Which lines in the material below contain the word "dropdown"? Copy each of them.

* [DATA PROVIDED]
-=-=-=-=-

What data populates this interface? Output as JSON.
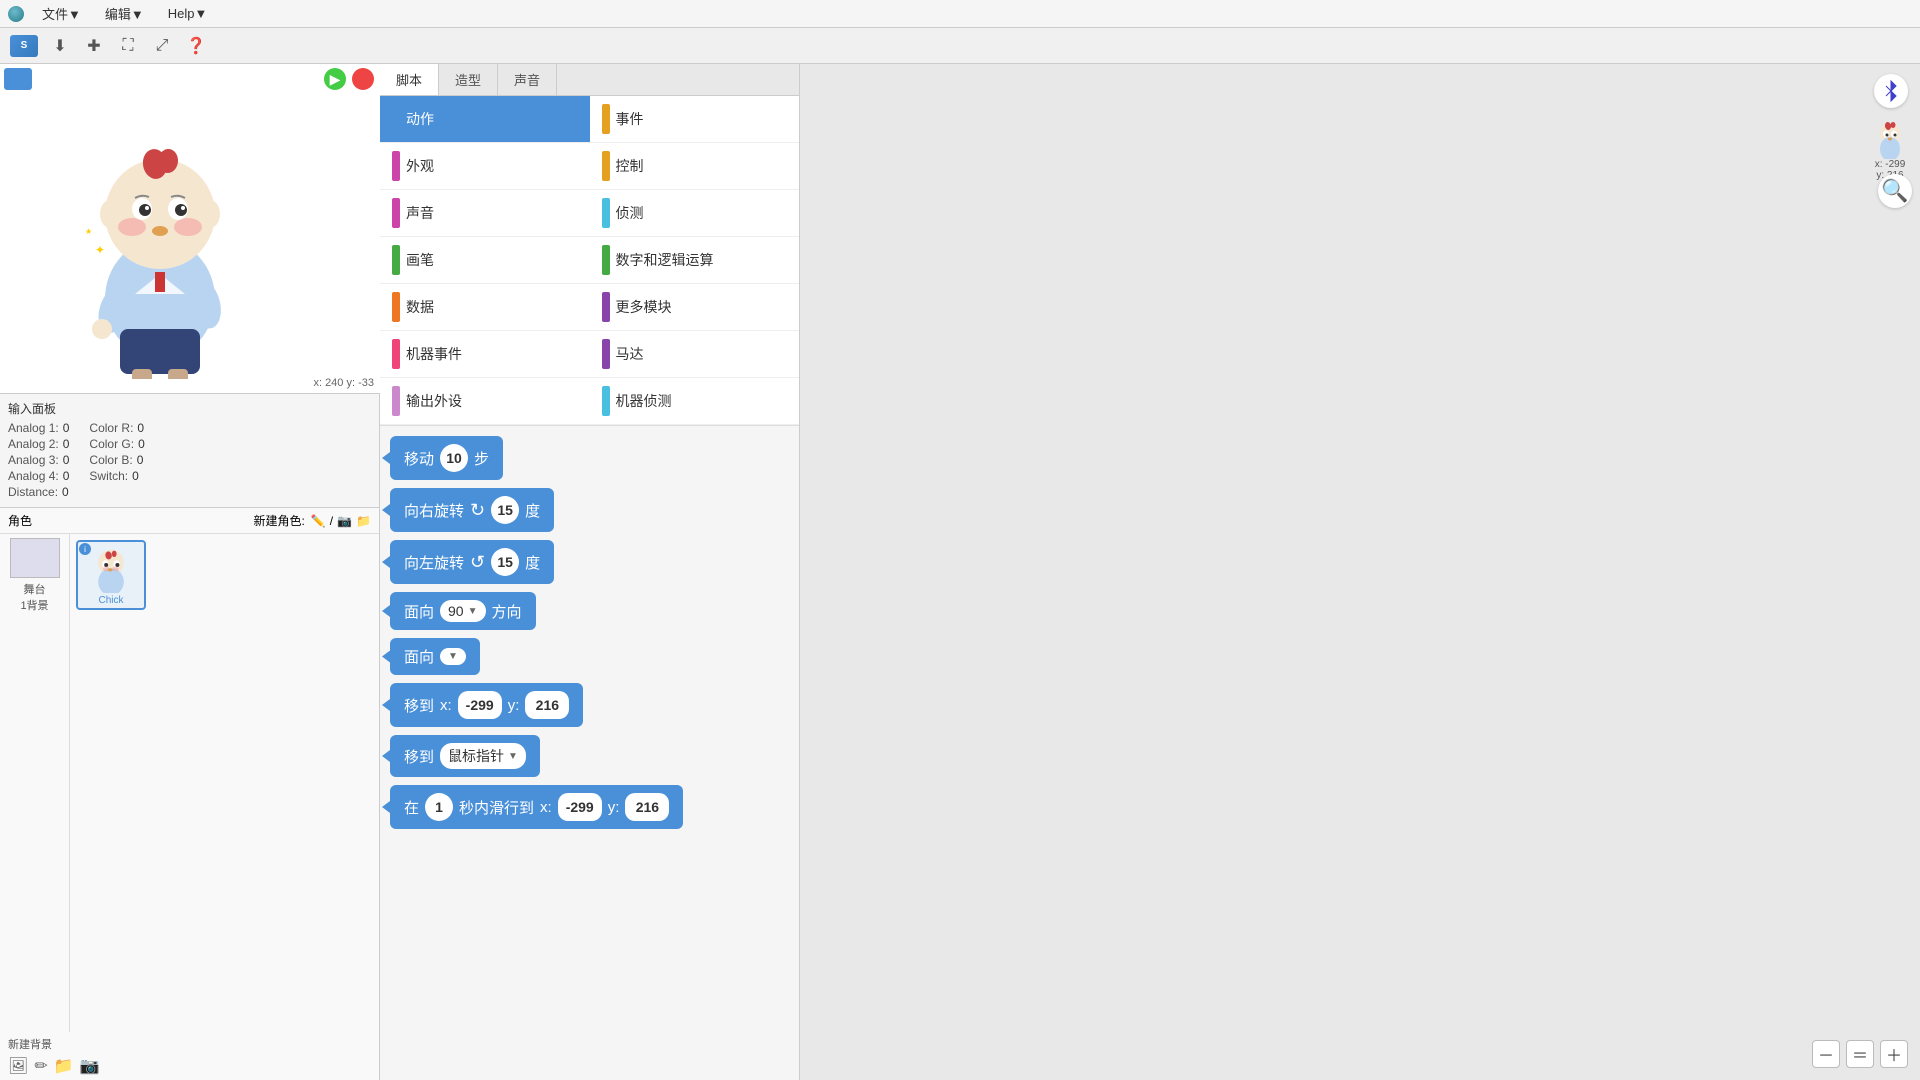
{
  "menubar": {
    "items": [
      "文件▼",
      "编辑▼",
      "Help▼"
    ]
  },
  "toolbar": {
    "logo_label": "S"
  },
  "stage": {
    "coords": "x: 240  y: -33",
    "tabs": [
      "脚本",
      "造型",
      "声音"
    ]
  },
  "input_panel": {
    "title": "输入面板",
    "rows": [
      [
        {
          "label": "Analog 1:",
          "value": "0"
        },
        {
          "label": "Color R:",
          "value": "0"
        }
      ],
      [
        {
          "label": "Analog 2:",
          "value": "0"
        },
        {
          "label": "Color G:",
          "value": "0"
        }
      ],
      [
        {
          "label": "Analog 3:",
          "value": "0"
        },
        {
          "label": "Color B:",
          "value": "0"
        }
      ],
      [
        {
          "label": "Analog 4:",
          "value": "0"
        },
        {
          "label": "Switch:",
          "value": "0"
        }
      ],
      [
        {
          "label": "Distance:",
          "value": "0"
        },
        {
          "label": "",
          "value": ""
        }
      ]
    ]
  },
  "sprite_panel": {
    "header": "角色",
    "new_label": "新建角色:",
    "stage_label": "舞台",
    "stage_bg": "1背景",
    "new_bg_label": "新建背景",
    "sprite_name": "Chick"
  },
  "categories": [
    {
      "label": "动作",
      "color": "#4a90d9",
      "active": true
    },
    {
      "label": "事件",
      "color": "#e6a020"
    },
    {
      "label": "外观",
      "color": "#cc44aa"
    },
    {
      "label": "控制",
      "color": "#e6a020"
    },
    {
      "label": "声音",
      "color": "#cc44aa"
    },
    {
      "label": "侦测",
      "color": "#4ac0e0"
    },
    {
      "label": "画笔",
      "color": "#44aa44"
    },
    {
      "label": "数字和逻辑运算",
      "color": "#44aa44"
    },
    {
      "label": "数据",
      "color": "#ee7722"
    },
    {
      "label": "更多模块",
      "color": "#8844aa"
    },
    {
      "label": "机器事件",
      "color": "#ee4477"
    },
    {
      "label": "马达",
      "color": "#8844aa"
    },
    {
      "label": "输出外设",
      "color": "#cc88cc"
    },
    {
      "label": "机器侦测",
      "color": "#4ac0e0"
    }
  ],
  "blocks": [
    {
      "id": "move",
      "prefix": "移动",
      "value": "10",
      "suffix": "步",
      "type": "move"
    },
    {
      "id": "turn_right",
      "prefix": "向右旋转",
      "icon": "↻",
      "value": "15",
      "suffix": "度",
      "type": "turn"
    },
    {
      "id": "turn_left",
      "prefix": "向左旋转",
      "icon": "↺",
      "value": "15",
      "suffix": "度",
      "type": "turn"
    },
    {
      "id": "face_direction",
      "prefix": "面向",
      "dropdown": "90",
      "suffix": "方向",
      "type": "face"
    },
    {
      "id": "face_toward",
      "prefix": "面向",
      "dropdown": "",
      "type": "face_short"
    },
    {
      "id": "goto_xy",
      "prefix": "移到",
      "x_label": "x:",
      "x_val": "-299",
      "y_label": "y:",
      "y_val": "216",
      "type": "goto_xy"
    },
    {
      "id": "goto_target",
      "prefix": "移到",
      "dropdown": "鼠标指针",
      "type": "goto_target"
    },
    {
      "id": "glide",
      "prefix": "在",
      "value": "1",
      "mid": "秒内滑行到",
      "x_label": "x:",
      "x_val": "-299",
      "y_label": "y:",
      "y_val": "216",
      "type": "glide"
    }
  ],
  "right_panel": {
    "bt_icon": "𝔹",
    "sprite_coords": "x: -299\ny: 216",
    "zoom_minus": "－",
    "zoom_equal": "＝",
    "zoom_plus": "＋"
  }
}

-=-=-=-=-

* [THE COMPLETED TASK]
      "dropdown": "90",
      "dropdown": "",
      "dropdown": "鼠标指针",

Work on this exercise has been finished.